Exercise aim: Output all entries verbatim. Skip pictures.

Data provided:
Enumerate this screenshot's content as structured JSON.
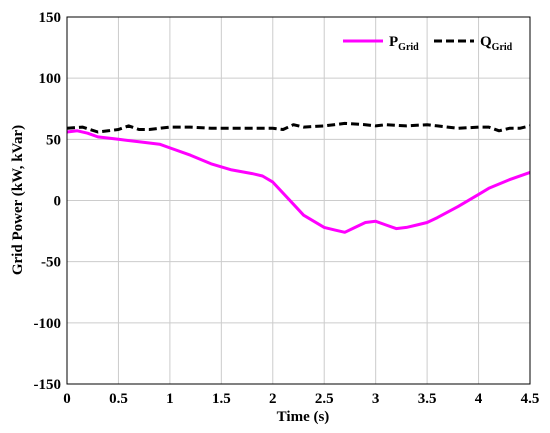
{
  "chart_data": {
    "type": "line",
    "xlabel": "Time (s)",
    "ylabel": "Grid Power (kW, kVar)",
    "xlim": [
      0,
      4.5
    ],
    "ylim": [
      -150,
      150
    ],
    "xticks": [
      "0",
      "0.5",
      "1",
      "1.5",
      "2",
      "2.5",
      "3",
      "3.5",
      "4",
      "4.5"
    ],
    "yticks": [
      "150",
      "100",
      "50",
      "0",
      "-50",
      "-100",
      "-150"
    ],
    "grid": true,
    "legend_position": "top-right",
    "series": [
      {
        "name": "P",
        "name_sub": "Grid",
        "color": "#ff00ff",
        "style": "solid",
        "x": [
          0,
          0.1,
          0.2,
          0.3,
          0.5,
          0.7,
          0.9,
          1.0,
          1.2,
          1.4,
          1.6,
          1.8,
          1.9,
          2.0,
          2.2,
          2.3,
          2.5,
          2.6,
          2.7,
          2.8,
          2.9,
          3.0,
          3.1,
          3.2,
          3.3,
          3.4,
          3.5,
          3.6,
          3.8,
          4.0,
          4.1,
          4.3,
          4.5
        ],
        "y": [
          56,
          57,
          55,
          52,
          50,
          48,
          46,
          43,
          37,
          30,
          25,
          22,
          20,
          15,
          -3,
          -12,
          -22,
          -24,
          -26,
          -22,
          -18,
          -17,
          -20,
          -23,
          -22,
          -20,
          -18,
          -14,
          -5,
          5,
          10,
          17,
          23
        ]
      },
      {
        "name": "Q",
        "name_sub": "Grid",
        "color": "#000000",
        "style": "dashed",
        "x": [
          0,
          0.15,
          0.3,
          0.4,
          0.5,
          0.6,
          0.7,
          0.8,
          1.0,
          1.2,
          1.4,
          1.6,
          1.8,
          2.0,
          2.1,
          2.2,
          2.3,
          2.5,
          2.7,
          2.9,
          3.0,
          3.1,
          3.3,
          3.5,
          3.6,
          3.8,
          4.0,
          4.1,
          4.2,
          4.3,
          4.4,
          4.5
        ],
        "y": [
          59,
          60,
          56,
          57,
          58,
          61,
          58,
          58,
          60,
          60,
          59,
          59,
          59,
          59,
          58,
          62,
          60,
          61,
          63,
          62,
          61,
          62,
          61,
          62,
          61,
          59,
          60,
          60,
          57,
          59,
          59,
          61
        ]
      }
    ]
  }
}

Written answer:
Enumerate this screenshot's content as structured JSON.
{
  "chart_data": {
    "type": "line",
    "xlabel": "Time (s)",
    "ylabel": "Grid Power (kW, kVar)",
    "xlim": [
      0,
      4.5
    ],
    "ylim": [
      -150,
      150
    ],
    "xticks": [
      "0",
      "0.5",
      "1",
      "1.5",
      "2",
      "2.5",
      "3",
      "3.5",
      "4",
      "4.5"
    ],
    "yticks": [
      "150",
      "100",
      "50",
      "0",
      "-50",
      "-100",
      "-150"
    ],
    "grid": true,
    "legend_position": "top-right",
    "series": [
      {
        "name": "P",
        "name_sub": "Grid",
        "color": "#ff00ff",
        "style": "solid",
        "x": [
          0,
          0.1,
          0.2,
          0.3,
          0.5,
          0.7,
          0.9,
          1.0,
          1.2,
          1.4,
          1.6,
          1.8,
          1.9,
          2.0,
          2.2,
          2.3,
          2.5,
          2.6,
          2.7,
          2.8,
          2.9,
          3.0,
          3.1,
          3.2,
          3.3,
          3.4,
          3.5,
          3.6,
          3.8,
          4.0,
          4.1,
          4.3,
          4.5
        ],
        "y": [
          56,
          57,
          55,
          52,
          50,
          48,
          46,
          43,
          37,
          30,
          25,
          22,
          20,
          15,
          -3,
          -12,
          -22,
          -24,
          -26,
          -22,
          -18,
          -17,
          -20,
          -23,
          -22,
          -20,
          -18,
          -14,
          -5,
          5,
          10,
          17,
          23
        ]
      },
      {
        "name": "Q",
        "name_sub": "Grid",
        "color": "#000000",
        "style": "dashed",
        "x": [
          0,
          0.15,
          0.3,
          0.4,
          0.5,
          0.6,
          0.7,
          0.8,
          1.0,
          1.2,
          1.4,
          1.6,
          1.8,
          2.0,
          2.1,
          2.2,
          2.3,
          2.5,
          2.7,
          2.9,
          3.0,
          3.1,
          3.3,
          3.5,
          3.6,
          3.8,
          4.0,
          4.1,
          4.2,
          4.3,
          4.4,
          4.5
        ],
        "y": [
          59,
          60,
          56,
          57,
          58,
          61,
          58,
          58,
          60,
          60,
          59,
          59,
          59,
          59,
          58,
          62,
          60,
          61,
          63,
          62,
          61,
          62,
          61,
          62,
          61,
          59,
          60,
          60,
          57,
          59,
          59,
          61
        ]
      }
    ]
  }
}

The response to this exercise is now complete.